■ **WHAT NEEDS TO BE DONE**: Find the lines of data that contain the string "value", then list them.

■ **DATA LISTING**:

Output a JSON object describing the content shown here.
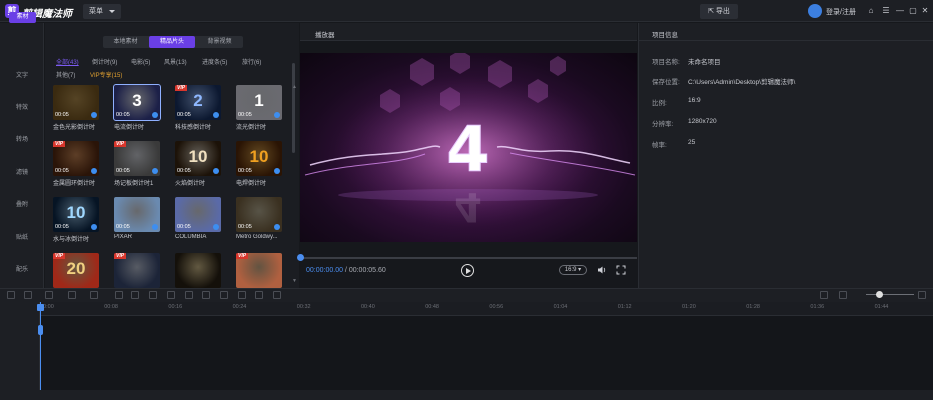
{
  "titlebar": {
    "app_logo": "剪",
    "app_title": "剪辑魔法师",
    "menu_label": "菜单",
    "export_label": "导出",
    "login_label": "登录/注册",
    "controls": [
      "⌂",
      "☰",
      "—",
      "▢",
      "✕"
    ]
  },
  "leftnav": {
    "active_item": "素材",
    "items": [
      "文字",
      "特效",
      "转场",
      "滤镜",
      "叠附",
      "贴纸",
      "配乐"
    ]
  },
  "materials": {
    "tabs": [
      "本地素材",
      "精品片头",
      "背景视频"
    ],
    "active_tab_index": 1,
    "categories": [
      {
        "label": "全部(43)",
        "state": "active"
      },
      {
        "label": "倒计时(9)",
        "state": "normal"
      },
      {
        "label": "电影(5)",
        "state": "normal"
      },
      {
        "label": "风景(13)",
        "state": "normal"
      },
      {
        "label": "进度条(5)",
        "state": "normal"
      },
      {
        "label": "旅行(6)",
        "state": "normal"
      },
      {
        "label": "其他(7)",
        "state": "normal"
      },
      {
        "label": "VIP专享(15)",
        "state": "vip"
      }
    ],
    "cards": [
      {
        "label": "金色光影倒计时",
        "duration": "00:05",
        "vip": false,
        "big": "",
        "color": "#c8902a",
        "bg": "#3a2a10"
      },
      {
        "label": "电流倒计时",
        "duration": "00:05",
        "vip": false,
        "big": "3",
        "color": "#ffffff",
        "bg": "#1c2048"
      },
      {
        "label": "科技感倒计时",
        "duration": "00:05",
        "vip": true,
        "big": "2",
        "color": "#8fb8ff",
        "bg": "#0c1830"
      },
      {
        "label": "流光倒计时",
        "duration": "00:05",
        "vip": false,
        "big": "1",
        "color": "#ffffff",
        "bg": "#6a6a70"
      },
      {
        "label": "金属圆环倒计时",
        "duration": "00:05",
        "vip": true,
        "big": "",
        "color": "#e08030",
        "bg": "#2a1408"
      },
      {
        "label": "场记板倒计时1",
        "duration": "00:05",
        "vip": true,
        "big": "",
        "color": "#f0f0f0",
        "bg": "#3a3a3a"
      },
      {
        "label": "火焰倒计时",
        "duration": "00:05",
        "vip": false,
        "big": "10",
        "color": "#f0e0c0",
        "bg": "#1c1208"
      },
      {
        "label": "电焊倒计时",
        "duration": "00:05",
        "vip": false,
        "big": "10",
        "color": "#f0a020",
        "bg": "#2a1404"
      },
      {
        "label": "水与冰倒计时",
        "duration": "00:05",
        "vip": false,
        "big": "10",
        "color": "#a0d8ff",
        "bg": "#061424"
      },
      {
        "label": "PIXAR",
        "duration": "00:05",
        "vip": false,
        "big": "",
        "color": "#ffffff",
        "bg": "#6a8ab0"
      },
      {
        "label": "COLUMBIA",
        "duration": "00:05",
        "vip": false,
        "big": "",
        "color": "#ffffff",
        "bg": "#5a6aa8"
      },
      {
        "label": "Metro Goldwy...",
        "duration": "00:05",
        "vip": false,
        "big": "",
        "color": "#d0c090",
        "bg": "#3a3020"
      },
      {
        "label": "",
        "duration": "",
        "vip": true,
        "big": "20",
        "color": "#f0d080",
        "bg": "#a02818"
      },
      {
        "label": "",
        "duration": "",
        "vip": true,
        "big": "",
        "color": "#d0d8e8",
        "bg": "#1c2438"
      },
      {
        "label": "",
        "duration": "",
        "vip": false,
        "big": "",
        "color": "#f0d080",
        "bg": "#14100a"
      },
      {
        "label": "",
        "duration": "",
        "vip": true,
        "big": "",
        "color": "#f0c080",
        "bg": "#b06040"
      }
    ]
  },
  "player": {
    "title": "播放器",
    "countdown_digit": "4",
    "time_current": "00:00:00.00",
    "time_separator": " / ",
    "time_total": "00:00:05.60",
    "ratio_label": "16:9 ▾",
    "progress": 0.0
  },
  "project": {
    "title": "项目信息",
    "fields": [
      {
        "key": "项目名称:",
        "value": "未命名项目"
      },
      {
        "key": "保存位置:",
        "value": "C:\\Users\\Admin\\Desktop\\剪辑魔法师\\"
      },
      {
        "key": "比例:",
        "value": "16:9"
      },
      {
        "key": "分辨率:",
        "value": "1280x720"
      },
      {
        "key": "帧率:",
        "value": "25"
      }
    ]
  },
  "timeline": {
    "ticks": [
      "00:00",
      "00:08",
      "00:16",
      "00:24",
      "00:32",
      "00:40",
      "00:48",
      "00:56",
      "01:04",
      "01:12",
      "01:20",
      "01:28",
      "01:36",
      "01:44"
    ]
  },
  "colors": {
    "accent": "#6a3fe6",
    "progress": "#4b8ef0",
    "vip": "#e0a030"
  }
}
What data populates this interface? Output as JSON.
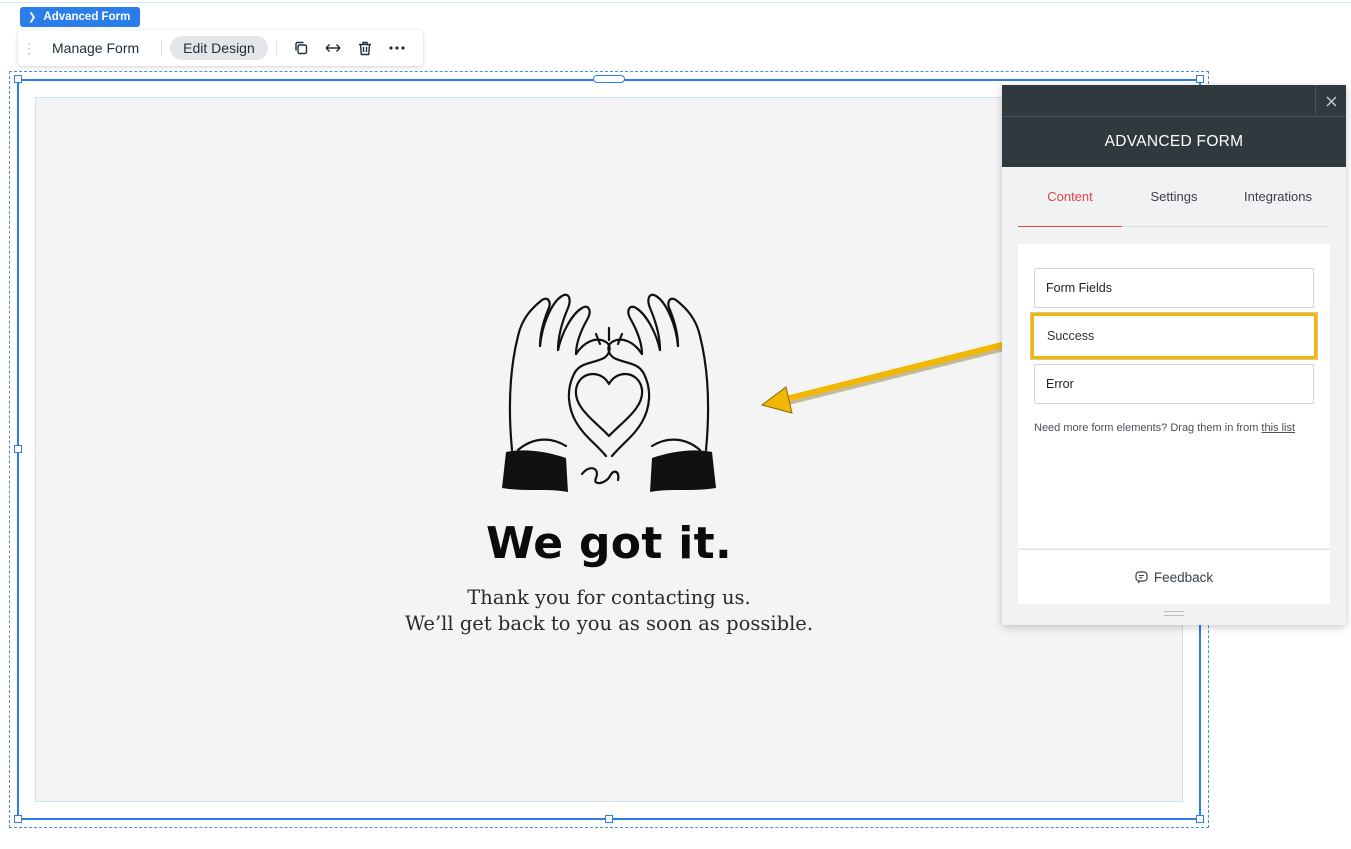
{
  "component_tag": {
    "label": "Advanced Form"
  },
  "toolbar": {
    "manage_label": "Manage Form",
    "edit_design_label": "Edit Design"
  },
  "success_state": {
    "headline": "We got it.",
    "line1": "Thank you for contacting us.",
    "line2": "We’ll get back to you as soon as possible."
  },
  "panel": {
    "title": "ADVANCED FORM",
    "tabs": [
      {
        "label": "Content",
        "active": true
      },
      {
        "label": "Settings",
        "active": false
      },
      {
        "label": "Integrations",
        "active": false
      }
    ],
    "items": [
      {
        "label": "Form Fields"
      },
      {
        "label": "Success",
        "highlighted": true
      },
      {
        "label": "Error"
      }
    ],
    "hint_text": "Need more form elements? Drag them in from ",
    "hint_link": "this list",
    "feedback_label": "Feedback"
  },
  "colors": {
    "selection_blue": "#2b7de9",
    "panel_header": "#30393d",
    "active_tab": "#e0454b",
    "highlight": "#f2b705"
  }
}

■ **FINAL RESULT**:
        "value": "未命名项目"
        "value": "C:\\Users\\Admin\\Desktop\\剪辑魔法师\\"
        "value": "16:9"
        "value": "1280x720"
        "value": "25"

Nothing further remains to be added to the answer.